> _Task description_
Copy out the listing that follows exactly, dropping every picture.

> _Entries shown_
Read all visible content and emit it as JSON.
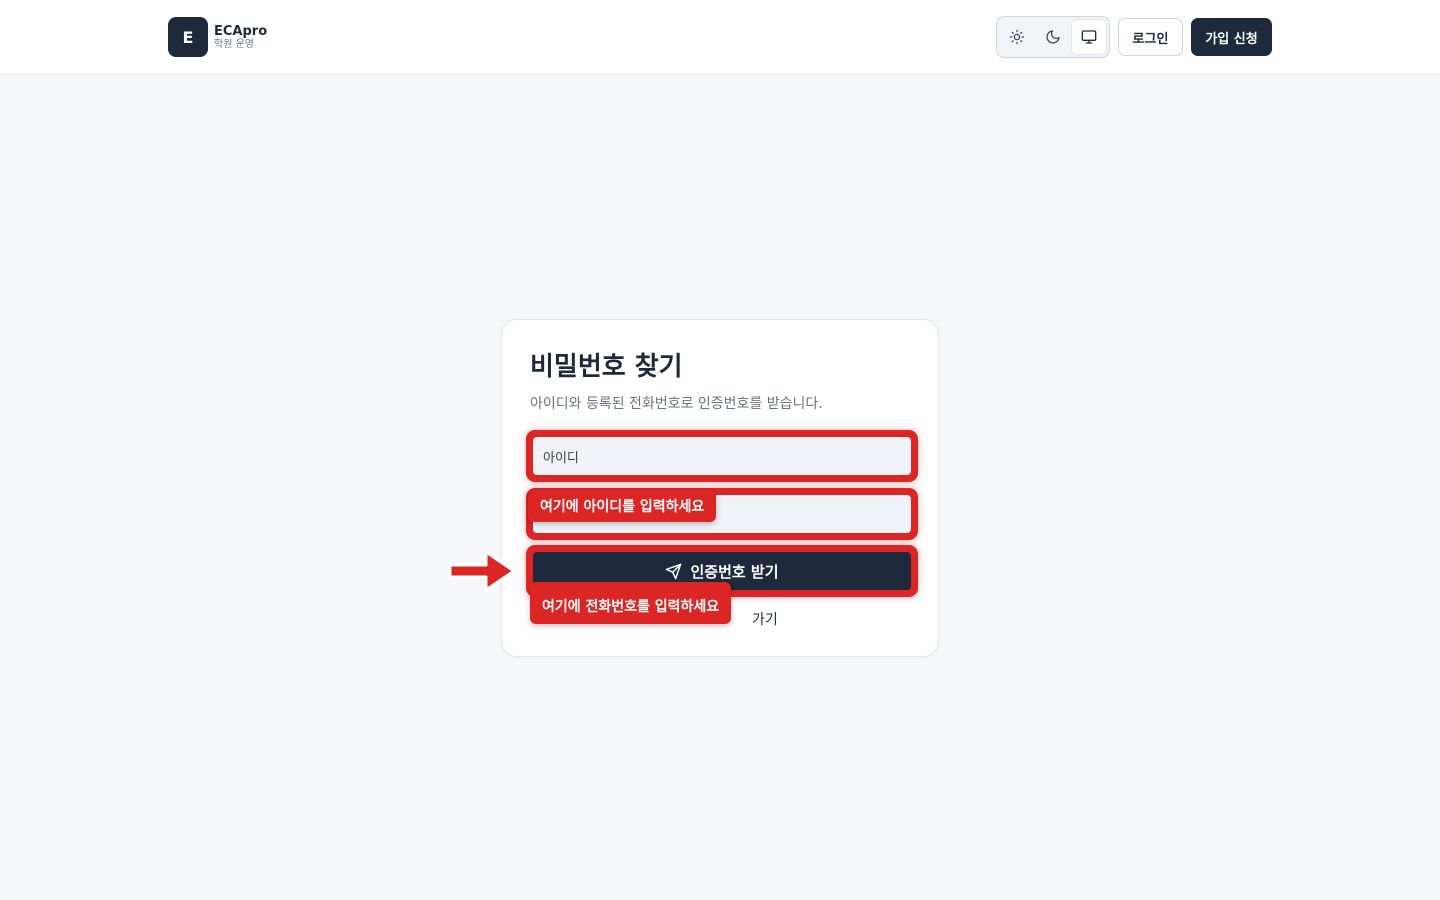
{
  "header": {
    "logo_letter": "E",
    "brand_name": "ECApro",
    "brand_sub": "학원 운영",
    "login_label": "로그인",
    "signup_label": "가입 신청",
    "theme_options": [
      "light",
      "dark",
      "system"
    ],
    "theme_selected": "system"
  },
  "card": {
    "title": "비밀번호 찾기",
    "description": "아이디와 등록된 전화번호로 인증번호를 받습니다.",
    "id_placeholder": "아이디",
    "submit_label": "인증번호 받기",
    "back_link_partial": "가기"
  },
  "annotations": {
    "id_tooltip": "여기에 아이디를 입력하세요",
    "phone_tooltip": "여기에 전화번호를 입력하세요",
    "highlight_color": "#dc2626"
  },
  "colors": {
    "primary": "#1e293b",
    "background": "#f5f7fb",
    "accent": "#dc2626"
  }
}
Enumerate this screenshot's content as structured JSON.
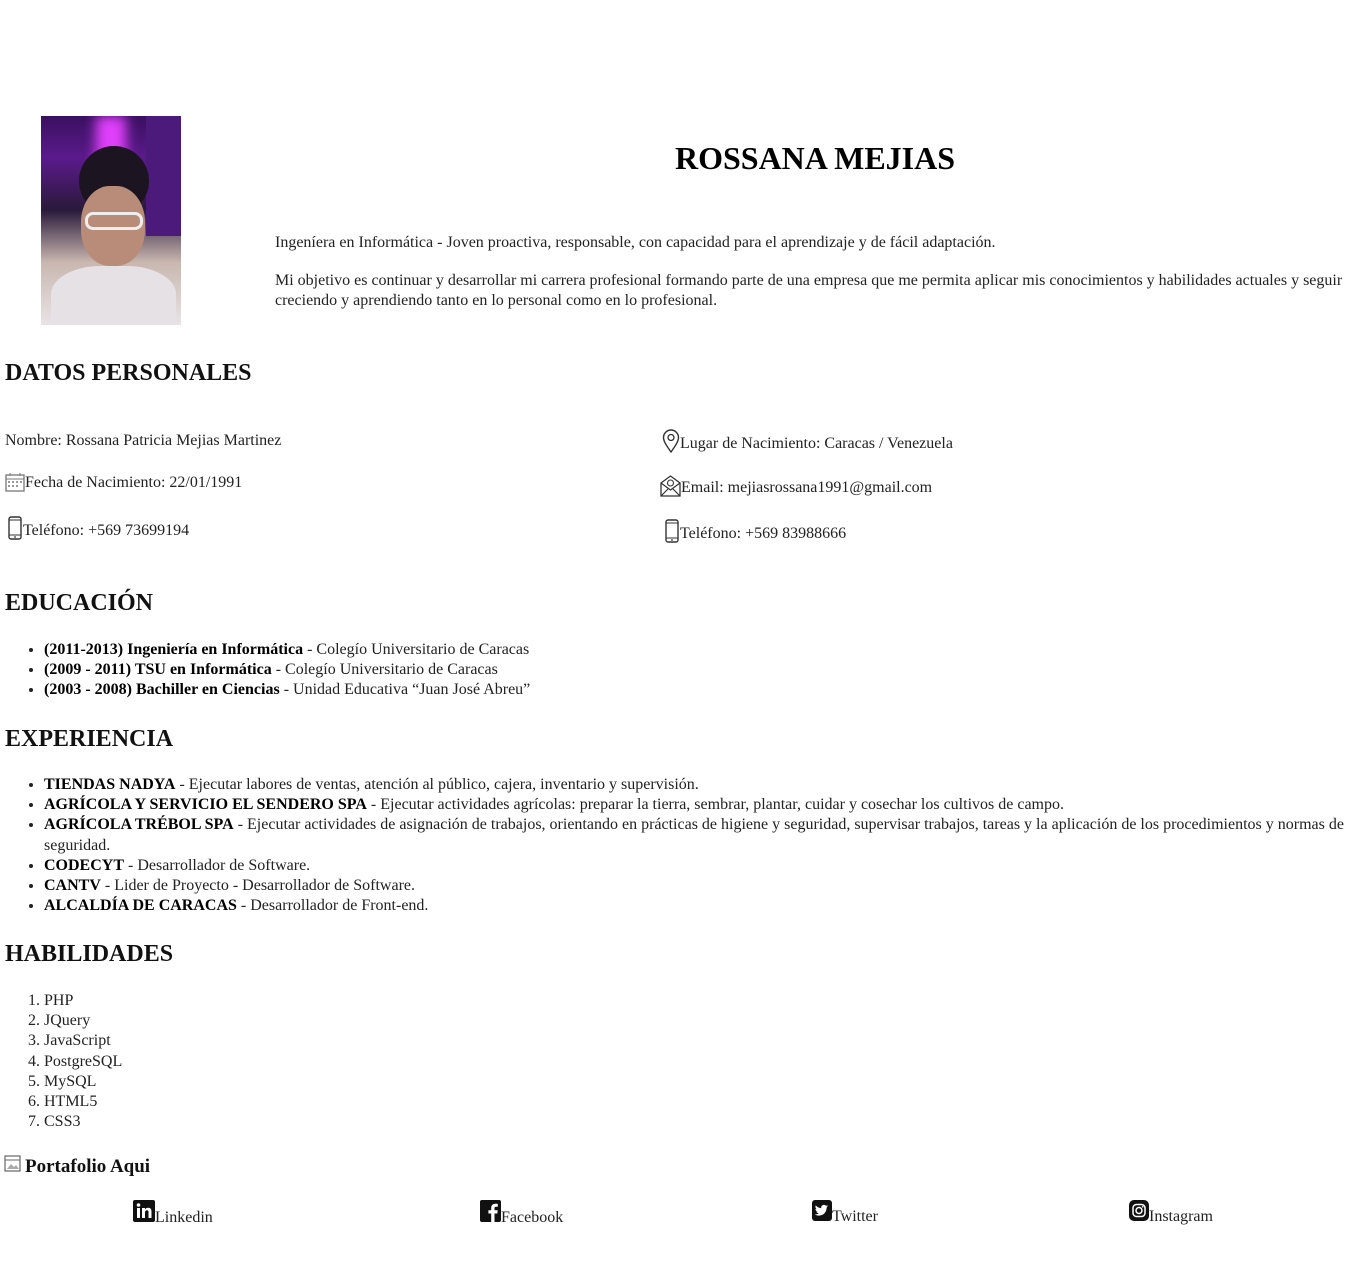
{
  "header": {
    "name": "ROSSANA MEJIAS",
    "intro": "Ingeníera en Informática - Joven proactiva, responsable, con capacidad para el aprendizaje y de fácil adaptación.",
    "objective": "Mi objetivo es continuar y desarrollar mi carrera profesional formando parte de una empresa que me permita aplicar mis conocimientos y habilidades actuales y seguir creciendo y aprendiendo tanto en lo personal como en lo profesional."
  },
  "personal": {
    "title": "DATOS PERSONALES",
    "nombre": "Nombre: Rossana Patricia Mejias Martinez",
    "fecha": "Fecha de Nacimiento: 22/01/1991",
    "telefono1": "Teléfono: +569 73699194",
    "lugar": "Lugar de Nacimiento: Caracas / Venezuela",
    "email": "Email: mejiasrossana1991@gmail.com",
    "telefono2": "Teléfono: +569 83988666"
  },
  "education": {
    "title": "EDUCACIÓN",
    "items": [
      {
        "bold": "(2011-2013) Ingeniería en Informática",
        "rest": " - Colegío Universitario de Caracas"
      },
      {
        "bold": "(2009 - 2011) TSU en Informática",
        "rest": " - Colegío Universitario de Caracas"
      },
      {
        "bold": "(2003 - 2008) Bachiller en Ciencias",
        "rest": " - Unidad Educativa “Juan José Abreu”"
      }
    ]
  },
  "experience": {
    "title": "EXPERIENCIA",
    "items": [
      {
        "bold": "TIENDAS NADYA",
        "rest": " - Ejecutar labores de ventas, atención al público, cajera, inventario y supervisión."
      },
      {
        "bold": "AGRÍCOLA Y SERVICIO EL SENDERO SPA",
        "rest": " - Ejecutar actividades agrícolas: preparar la tierra, sembrar, plantar, cuidar y cosechar los cultivos de campo."
      },
      {
        "bold": "AGRÍCOLA TRÉBOL SPA",
        "rest": " - Ejecutar actividades de asignación de trabajos, orientando en prácticas de higiene y seguridad, supervisar trabajos, tareas y la aplicación de los procedimientos y normas de seguridad."
      },
      {
        "bold": "CODECYT",
        "rest": " - Desarrollador de Software."
      },
      {
        "bold": "CANTV",
        "rest": " - Lider de Proyecto - Desarrollador de Software."
      },
      {
        "bold": "ALCALDÍA DE CARACAS",
        "rest": " - Desarrollador de Front-end."
      }
    ]
  },
  "skills": {
    "title": "HABILIDADES",
    "items": [
      "PHP",
      "JQuery",
      "JavaScript",
      "PostgreSQL",
      "MySQL",
      "HTML5",
      "CSS3"
    ]
  },
  "portfolio": {
    "label": "Portafolio Aqui",
    "icon": "image-icon"
  },
  "social": {
    "linkedin": "Linkedin",
    "facebook": "Facebook",
    "twitter": "Twitter",
    "instagram": "Instagram"
  }
}
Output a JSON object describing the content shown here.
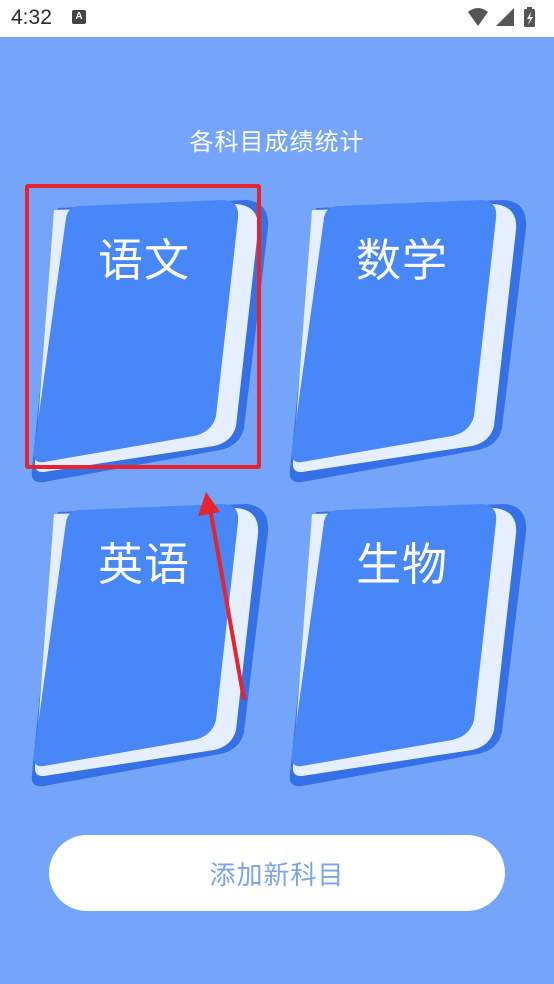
{
  "status_bar": {
    "time": "4:32",
    "notification_icon_glyph": "A"
  },
  "page": {
    "title": "各科目成绩统计"
  },
  "subjects": [
    {
      "label": "语文",
      "selected": true
    },
    {
      "label": "数学",
      "selected": false
    },
    {
      "label": "英语",
      "selected": false
    },
    {
      "label": "生物",
      "selected": false
    }
  ],
  "add_button": {
    "label": "添加新科目"
  },
  "colors": {
    "background": "#75a5fb",
    "book_cover": "#4787f8",
    "book_pages": "#e6efff",
    "book_edge": "#3470e6",
    "highlight": "#e8232b",
    "button_text": "#7aa4ee"
  }
}
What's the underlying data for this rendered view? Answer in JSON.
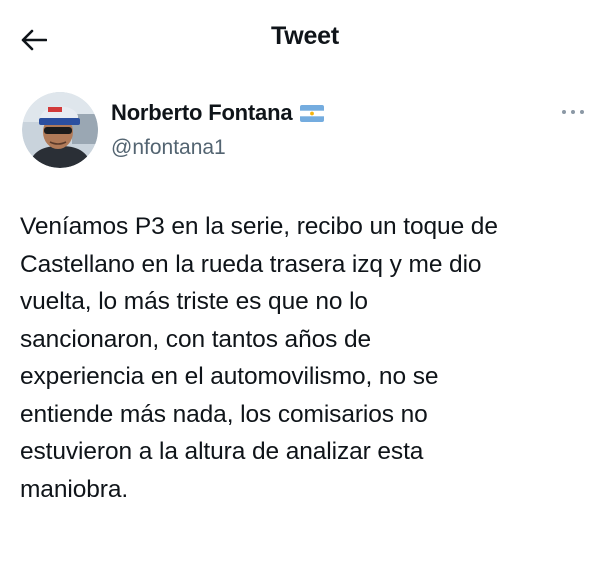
{
  "header": {
    "title": "Tweet",
    "back_icon": "arrow-left-icon"
  },
  "author": {
    "display_name": "Norberto Fontana",
    "handle": "@nfontana1",
    "flag_icon": "argentina-flag-icon",
    "more_icon": "more-dots-icon"
  },
  "tweet": {
    "text": "Veníamos P3 en la serie, recibo un toque de\nCastellano en la rueda trasera izq y me dio\nvuelta, lo más triste es que no lo\nsancionaron, con tantos años de\nexperiencia en el automovilismo, no se\nentiende más nada, los comisarios no\nestuvieron a la altura de analizar esta\nmaniobra."
  },
  "colors": {
    "text": "#0f1419",
    "secondary_text": "#536471",
    "flag_blue": "#74acdf",
    "flag_white": "#ffffff",
    "flag_sun": "#f6b40e"
  }
}
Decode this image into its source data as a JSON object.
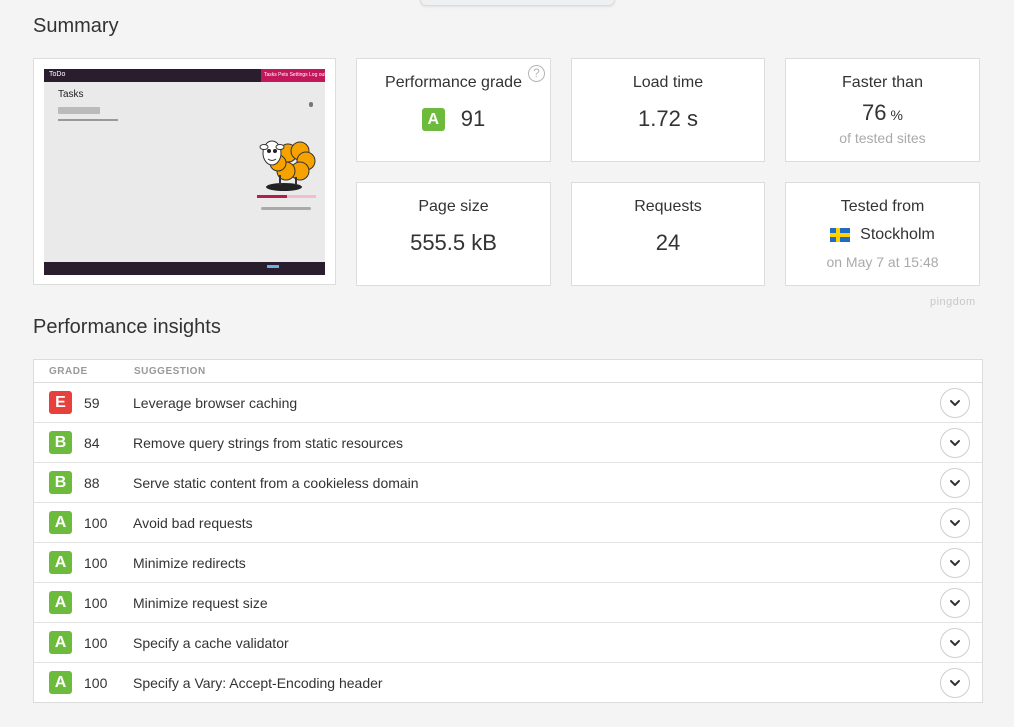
{
  "summary": {
    "title": "Summary",
    "screenshot": {
      "brand": "ToDo",
      "nav_links": "Tasks  Pets  Settings  Log out",
      "page_title": "Tasks"
    },
    "cards": {
      "performance_grade": {
        "label": "Performance grade",
        "grade": "A",
        "score": "91",
        "help": "?"
      },
      "load_time": {
        "label": "Load time",
        "value": "1.72 s"
      },
      "faster_than": {
        "label": "Faster than",
        "value": "76",
        "unit": "%",
        "sub": "of tested sites"
      },
      "page_size": {
        "label": "Page size",
        "value": "555.5 kB"
      },
      "requests": {
        "label": "Requests",
        "value": "24"
      },
      "tested_from": {
        "label": "Tested from",
        "location": "Stockholm",
        "date": "on May 7 at 15:48"
      }
    },
    "watermark": "pingdom"
  },
  "insights": {
    "title": "Performance insights",
    "columns": {
      "grade": "GRADE",
      "suggestion": "SUGGESTION"
    },
    "rows": [
      {
        "grade": "E",
        "score": "59",
        "suggestion": "Leverage browser caching"
      },
      {
        "grade": "B",
        "score": "84",
        "suggestion": "Remove query strings from static resources"
      },
      {
        "grade": "B",
        "score": "88",
        "suggestion": "Serve static content from a cookieless domain"
      },
      {
        "grade": "A",
        "score": "100",
        "suggestion": "Avoid bad requests"
      },
      {
        "grade": "A",
        "score": "100",
        "suggestion": "Minimize redirects"
      },
      {
        "grade": "A",
        "score": "100",
        "suggestion": "Minimize request size"
      },
      {
        "grade": "A",
        "score": "100",
        "suggestion": "Specify a cache validator"
      },
      {
        "grade": "A",
        "score": "100",
        "suggestion": "Specify a Vary: Accept-Encoding header"
      }
    ]
  },
  "colors": {
    "grade_a": "#6cbb3c",
    "grade_b": "#6cbb3c",
    "grade_e": "#e8403c"
  }
}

> _Result of this exercise_
Read all visible content and emit it as JSON.
{
  "header": {
    "logo_letter": "E",
    "brand_name": "ECApro",
    "brand_sub": "학원 운영",
    "login_label": "로그인",
    "signup_label": "가입 신청",
    "theme_options": [
      "light",
      "dark",
      "system"
    ],
    "theme_selected": "system"
  },
  "card": {
    "title": "비밀번호 찾기",
    "description": "아이디와 등록된 전화번호로 인증번호를 받습니다.",
    "id_placeholder": "아이디",
    "submit_label": "인증번호 받기",
    "back_link_partial": "가기"
  },
  "annotations": {
    "id_tooltip": "여기에 아이디를 입력하세요",
    "phone_tooltip": "여기에 전화번호를 입력하세요",
    "highlight_color": "#dc2626"
  },
  "colors": {
    "primary": "#1e293b",
    "background": "#f5f7fb",
    "accent": "#dc2626"
  }
}
Enumerate this screenshot's content as structured JSON.
{
  "header": {
    "name": "ROSSANA MEJIAS",
    "intro": "Ingeníera en Informática - Joven proactiva, responsable, con capacidad para el aprendizaje y de fácil adaptación.",
    "objective": "Mi objetivo es continuar y desarrollar mi carrera profesional formando parte de una empresa que me permita aplicar mis conocimientos y habilidades actuales y seguir creciendo y aprendiendo tanto en lo personal como en lo profesional."
  },
  "personal": {
    "title": "DATOS PERSONALES",
    "nombre": "Nombre: Rossana Patricia Mejias Martinez",
    "fecha": "Fecha de Nacimiento: 22/01/1991",
    "telefono1": "Teléfono: +569 73699194",
    "lugar": "Lugar de Nacimiento: Caracas / Venezuela",
    "email": "Email: mejiasrossana1991@gmail.com",
    "telefono2": "Teléfono: +569 83988666"
  },
  "education": {
    "title": "EDUCACIÓN",
    "items": [
      {
        "bold": "(2011-2013) Ingeniería en Informática",
        "rest": " - Colegío Universitario de Caracas"
      },
      {
        "bold": "(2009 - 2011) TSU en Informática",
        "rest": " - Colegío Universitario de Caracas"
      },
      {
        "bold": "(2003 - 2008) Bachiller en Ciencias",
        "rest": " - Unidad Educativa “Juan José Abreu”"
      }
    ]
  },
  "experience": {
    "title": "EXPERIENCIA",
    "items": [
      {
        "bold": "TIENDAS NADYA",
        "rest": " - Ejecutar labores de ventas, atención al público, cajera, inventario y supervisión."
      },
      {
        "bold": "AGRÍCOLA Y SERVICIO EL SENDERO SPA",
        "rest": " - Ejecutar actividades agrícolas: preparar la tierra, sembrar, plantar, cuidar y cosechar los cultivos de campo."
      },
      {
        "bold": "AGRÍCOLA TRÉBOL SPA",
        "rest": " - Ejecutar actividades de asignación de trabajos, orientando en prácticas de higiene y seguridad, supervisar trabajos, tareas y la aplicación de los procedimientos y normas de seguridad."
      },
      {
        "bold": "CODECYT",
        "rest": " - Desarrollador de Software."
      },
      {
        "bold": "CANTV",
        "rest": " - Lider de Proyecto - Desarrollador de Software."
      },
      {
        "bold": "ALCALDÍA DE CARACAS",
        "rest": " - Desarrollador de Front-end."
      }
    ]
  },
  "skills": {
    "title": "HABILIDADES",
    "items": [
      "PHP",
      "JQuery",
      "JavaScript",
      "PostgreSQL",
      "MySQL",
      "HTML5",
      "CSS3"
    ]
  },
  "portfolio": {
    "label": "Portafolio Aqui",
    "icon": "image-icon"
  },
  "social": {
    "linkedin": "Linkedin",
    "facebook": "Facebook",
    "twitter": "Twitter",
    "instagram": "Instagram"
  }
}
Output a JSON object describing the content shown here.
{
  "status_bar": {
    "time": "4:32",
    "notification_icon_glyph": "A"
  },
  "page": {
    "title": "各科目成绩统计"
  },
  "subjects": [
    {
      "label": "语文",
      "selected": true
    },
    {
      "label": "数学",
      "selected": false
    },
    {
      "label": "英语",
      "selected": false
    },
    {
      "label": "生物",
      "selected": false
    }
  ],
  "add_button": {
    "label": "添加新科目"
  },
  "colors": {
    "background": "#75a5fb",
    "book_cover": "#4787f8",
    "book_pages": "#e6efff",
    "book_edge": "#3470e6",
    "highlight": "#e8232b",
    "button_text": "#7aa4ee"
  }
}
What's the underlying data for this rendered view? Answer in JSON.
{
  "header": {
    "title": "Tweet",
    "back_icon": "arrow-left-icon"
  },
  "author": {
    "display_name": "Norberto Fontana",
    "handle": "@nfontana1",
    "flag_icon": "argentina-flag-icon",
    "more_icon": "more-dots-icon"
  },
  "tweet": {
    "text": "Veníamos P3 en la serie, recibo un toque de\nCastellano en la rueda trasera izq y me dio\nvuelta, lo más triste es que no lo\nsancionaron, con tantos años de\nexperiencia en el automovilismo, no se\nentiende más nada, los comisarios no\nestuvieron a la altura de analizar esta\nmaniobra."
  },
  "colors": {
    "text": "#0f1419",
    "secondary_text": "#536471",
    "flag_blue": "#74acdf",
    "flag_white": "#ffffff",
    "flag_sun": "#f6b40e"
  }
}
Decode this image into its source data as a JSON object.
{
  "summary": {
    "title": "Summary",
    "screenshot": {
      "brand": "ToDo",
      "nav_links": "Tasks  Pets  Settings  Log out",
      "page_title": "Tasks"
    },
    "cards": {
      "performance_grade": {
        "label": "Performance grade",
        "grade": "A",
        "score": "91",
        "help": "?"
      },
      "load_time": {
        "label": "Load time",
        "value": "1.72 s"
      },
      "faster_than": {
        "label": "Faster than",
        "value": "76",
        "unit": "%",
        "sub": "of tested sites"
      },
      "page_size": {
        "label": "Page size",
        "value": "555.5 kB"
      },
      "requests": {
        "label": "Requests",
        "value": "24"
      },
      "tested_from": {
        "label": "Tested from",
        "location": "Stockholm",
        "date": "on May 7 at 15:48"
      }
    },
    "watermark": "pingdom"
  },
  "insights": {
    "title": "Performance insights",
    "columns": {
      "grade": "GRADE",
      "suggestion": "SUGGESTION"
    },
    "rows": [
      {
        "grade": "E",
        "score": "59",
        "suggestion": "Leverage browser caching"
      },
      {
        "grade": "B",
        "score": "84",
        "suggestion": "Remove query strings from static resources"
      },
      {
        "grade": "B",
        "score": "88",
        "suggestion": "Serve static content from a cookieless domain"
      },
      {
        "grade": "A",
        "score": "100",
        "suggestion": "Avoid bad requests"
      },
      {
        "grade": "A",
        "score": "100",
        "suggestion": "Minimize redirects"
      },
      {
        "grade": "A",
        "score": "100",
        "suggestion": "Minimize request size"
      },
      {
        "grade": "A",
        "score": "100",
        "suggestion": "Specify a cache validator"
      },
      {
        "grade": "A",
        "score": "100",
        "suggestion": "Specify a Vary: Accept-Encoding header"
      }
    ]
  },
  "colors": {
    "grade_a": "#6cbb3c",
    "grade_b": "#6cbb3c",
    "grade_e": "#e8403c"
  }
}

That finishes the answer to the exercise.